What to produce — Gather up every line from the entries below that uses the word "nätverket".

Data lines —
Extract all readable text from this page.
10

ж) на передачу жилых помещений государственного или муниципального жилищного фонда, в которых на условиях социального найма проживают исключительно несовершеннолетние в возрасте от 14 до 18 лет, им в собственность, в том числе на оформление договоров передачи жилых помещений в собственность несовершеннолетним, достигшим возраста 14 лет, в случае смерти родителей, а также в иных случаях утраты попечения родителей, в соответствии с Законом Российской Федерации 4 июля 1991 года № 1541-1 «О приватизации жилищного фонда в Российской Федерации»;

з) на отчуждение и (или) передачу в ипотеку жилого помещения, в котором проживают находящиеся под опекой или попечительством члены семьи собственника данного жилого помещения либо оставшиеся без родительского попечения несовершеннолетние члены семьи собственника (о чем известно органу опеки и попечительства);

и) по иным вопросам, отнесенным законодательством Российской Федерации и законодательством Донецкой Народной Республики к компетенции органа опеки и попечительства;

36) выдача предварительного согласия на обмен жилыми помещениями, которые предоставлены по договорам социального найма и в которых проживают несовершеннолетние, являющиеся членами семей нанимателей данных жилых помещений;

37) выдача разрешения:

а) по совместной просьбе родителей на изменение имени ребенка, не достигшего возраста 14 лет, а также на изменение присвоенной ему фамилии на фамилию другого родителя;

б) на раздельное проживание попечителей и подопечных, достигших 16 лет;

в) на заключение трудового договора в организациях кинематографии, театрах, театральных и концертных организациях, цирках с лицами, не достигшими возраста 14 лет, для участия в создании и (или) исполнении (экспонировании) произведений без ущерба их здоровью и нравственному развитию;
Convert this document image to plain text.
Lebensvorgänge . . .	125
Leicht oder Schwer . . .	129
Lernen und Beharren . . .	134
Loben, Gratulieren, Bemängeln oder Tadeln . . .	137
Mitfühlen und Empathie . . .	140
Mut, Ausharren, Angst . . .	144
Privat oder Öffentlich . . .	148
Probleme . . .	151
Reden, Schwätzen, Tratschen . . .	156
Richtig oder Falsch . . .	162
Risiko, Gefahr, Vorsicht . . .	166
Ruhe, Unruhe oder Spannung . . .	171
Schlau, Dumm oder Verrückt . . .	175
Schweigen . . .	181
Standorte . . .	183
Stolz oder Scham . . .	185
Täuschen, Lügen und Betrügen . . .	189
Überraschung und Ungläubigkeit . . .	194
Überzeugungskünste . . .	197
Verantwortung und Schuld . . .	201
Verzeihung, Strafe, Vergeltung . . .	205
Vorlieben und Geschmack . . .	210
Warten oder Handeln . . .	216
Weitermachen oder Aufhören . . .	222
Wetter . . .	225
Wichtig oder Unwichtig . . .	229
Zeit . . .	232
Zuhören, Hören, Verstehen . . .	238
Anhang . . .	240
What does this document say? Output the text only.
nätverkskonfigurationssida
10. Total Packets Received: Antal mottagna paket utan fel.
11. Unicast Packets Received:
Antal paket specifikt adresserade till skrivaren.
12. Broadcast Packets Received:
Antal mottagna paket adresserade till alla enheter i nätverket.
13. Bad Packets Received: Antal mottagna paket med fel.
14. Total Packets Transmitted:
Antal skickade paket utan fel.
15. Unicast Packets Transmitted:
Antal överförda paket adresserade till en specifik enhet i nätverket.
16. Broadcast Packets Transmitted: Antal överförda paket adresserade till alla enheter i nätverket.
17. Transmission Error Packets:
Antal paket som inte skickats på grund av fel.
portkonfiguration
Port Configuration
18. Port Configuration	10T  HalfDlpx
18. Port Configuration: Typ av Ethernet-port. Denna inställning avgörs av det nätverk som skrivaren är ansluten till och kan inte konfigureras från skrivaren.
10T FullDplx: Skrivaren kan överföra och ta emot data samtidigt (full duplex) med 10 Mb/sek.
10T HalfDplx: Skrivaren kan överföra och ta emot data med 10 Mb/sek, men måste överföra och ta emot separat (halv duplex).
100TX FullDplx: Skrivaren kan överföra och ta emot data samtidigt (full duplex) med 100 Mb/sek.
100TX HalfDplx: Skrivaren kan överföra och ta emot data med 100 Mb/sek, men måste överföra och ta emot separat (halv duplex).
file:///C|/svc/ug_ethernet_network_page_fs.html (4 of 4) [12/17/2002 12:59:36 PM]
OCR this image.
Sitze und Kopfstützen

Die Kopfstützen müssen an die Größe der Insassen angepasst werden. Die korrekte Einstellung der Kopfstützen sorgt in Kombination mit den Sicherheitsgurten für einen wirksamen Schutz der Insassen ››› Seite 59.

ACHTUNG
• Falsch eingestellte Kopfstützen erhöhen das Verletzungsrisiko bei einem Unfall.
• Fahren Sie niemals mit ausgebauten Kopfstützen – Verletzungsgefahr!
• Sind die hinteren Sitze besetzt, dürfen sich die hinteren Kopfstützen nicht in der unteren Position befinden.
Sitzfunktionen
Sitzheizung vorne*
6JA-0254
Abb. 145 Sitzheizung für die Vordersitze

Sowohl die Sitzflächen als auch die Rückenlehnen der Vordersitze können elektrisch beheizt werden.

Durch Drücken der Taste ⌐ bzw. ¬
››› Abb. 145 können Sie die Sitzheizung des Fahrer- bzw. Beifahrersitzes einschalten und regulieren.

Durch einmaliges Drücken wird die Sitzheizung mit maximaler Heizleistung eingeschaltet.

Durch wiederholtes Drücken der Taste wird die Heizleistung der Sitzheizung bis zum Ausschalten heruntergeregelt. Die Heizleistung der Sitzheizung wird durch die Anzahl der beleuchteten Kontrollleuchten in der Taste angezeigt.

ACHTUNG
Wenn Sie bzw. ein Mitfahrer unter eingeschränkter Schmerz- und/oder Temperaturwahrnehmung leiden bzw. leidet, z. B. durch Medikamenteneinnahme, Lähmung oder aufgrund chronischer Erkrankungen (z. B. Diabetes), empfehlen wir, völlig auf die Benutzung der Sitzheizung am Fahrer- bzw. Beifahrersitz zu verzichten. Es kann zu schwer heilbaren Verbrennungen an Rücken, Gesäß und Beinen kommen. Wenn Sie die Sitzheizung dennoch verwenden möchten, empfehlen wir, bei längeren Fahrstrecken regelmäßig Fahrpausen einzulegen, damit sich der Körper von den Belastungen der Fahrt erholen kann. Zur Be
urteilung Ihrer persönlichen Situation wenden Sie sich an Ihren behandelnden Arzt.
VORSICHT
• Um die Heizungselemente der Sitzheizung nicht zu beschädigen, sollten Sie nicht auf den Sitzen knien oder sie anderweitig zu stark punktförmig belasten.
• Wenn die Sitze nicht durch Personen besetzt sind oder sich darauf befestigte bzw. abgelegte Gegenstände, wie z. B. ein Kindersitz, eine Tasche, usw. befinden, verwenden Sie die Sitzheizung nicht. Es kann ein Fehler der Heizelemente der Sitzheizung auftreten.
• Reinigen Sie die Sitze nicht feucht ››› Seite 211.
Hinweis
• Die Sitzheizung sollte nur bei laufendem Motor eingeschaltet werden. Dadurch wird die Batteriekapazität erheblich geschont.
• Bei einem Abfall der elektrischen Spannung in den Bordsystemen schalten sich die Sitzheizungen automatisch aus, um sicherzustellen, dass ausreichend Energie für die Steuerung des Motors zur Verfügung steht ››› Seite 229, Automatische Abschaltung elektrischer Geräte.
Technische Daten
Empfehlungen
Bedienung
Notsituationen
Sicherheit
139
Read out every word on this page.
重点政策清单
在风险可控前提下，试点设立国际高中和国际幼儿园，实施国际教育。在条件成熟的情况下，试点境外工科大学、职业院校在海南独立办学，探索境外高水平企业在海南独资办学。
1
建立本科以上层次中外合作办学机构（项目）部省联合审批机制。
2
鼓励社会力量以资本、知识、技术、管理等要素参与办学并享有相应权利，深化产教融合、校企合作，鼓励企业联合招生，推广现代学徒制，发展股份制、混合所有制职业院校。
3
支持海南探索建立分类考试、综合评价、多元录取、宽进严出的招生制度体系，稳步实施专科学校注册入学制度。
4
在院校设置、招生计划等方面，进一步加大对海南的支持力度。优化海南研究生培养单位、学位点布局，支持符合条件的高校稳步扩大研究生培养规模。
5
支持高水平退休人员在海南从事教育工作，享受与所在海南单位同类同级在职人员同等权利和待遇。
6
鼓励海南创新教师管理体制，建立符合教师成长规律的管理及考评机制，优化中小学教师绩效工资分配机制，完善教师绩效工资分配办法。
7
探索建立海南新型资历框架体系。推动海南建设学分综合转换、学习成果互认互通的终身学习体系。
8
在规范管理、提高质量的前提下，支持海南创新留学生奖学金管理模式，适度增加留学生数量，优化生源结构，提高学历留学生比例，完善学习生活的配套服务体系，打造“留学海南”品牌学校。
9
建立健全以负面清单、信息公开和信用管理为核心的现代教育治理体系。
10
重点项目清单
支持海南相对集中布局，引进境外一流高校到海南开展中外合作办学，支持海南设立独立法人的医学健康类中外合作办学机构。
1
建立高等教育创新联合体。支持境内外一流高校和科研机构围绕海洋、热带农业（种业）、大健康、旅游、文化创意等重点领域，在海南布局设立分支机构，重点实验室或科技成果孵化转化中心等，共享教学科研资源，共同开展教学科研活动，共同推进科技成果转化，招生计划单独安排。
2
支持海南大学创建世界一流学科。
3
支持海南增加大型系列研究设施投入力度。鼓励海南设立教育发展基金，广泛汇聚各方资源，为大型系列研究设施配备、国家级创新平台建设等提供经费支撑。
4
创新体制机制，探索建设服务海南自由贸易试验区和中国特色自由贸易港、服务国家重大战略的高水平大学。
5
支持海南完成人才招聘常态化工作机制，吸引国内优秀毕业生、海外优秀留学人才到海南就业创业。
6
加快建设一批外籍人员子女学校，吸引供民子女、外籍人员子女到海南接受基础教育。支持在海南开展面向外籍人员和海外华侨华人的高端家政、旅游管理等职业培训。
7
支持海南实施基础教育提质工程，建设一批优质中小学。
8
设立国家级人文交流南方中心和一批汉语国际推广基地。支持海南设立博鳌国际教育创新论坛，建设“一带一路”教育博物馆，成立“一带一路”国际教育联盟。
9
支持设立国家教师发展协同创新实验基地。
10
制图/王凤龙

Written answer —
Antal mottagna paket adresserade till alla enheter i nätverket.
Antal överförda paket adresserade till en specifik enhet i nätverket.
16. Broadcast Packets Transmitted: Antal överförda paket adresserade till alla enheter i nätverket.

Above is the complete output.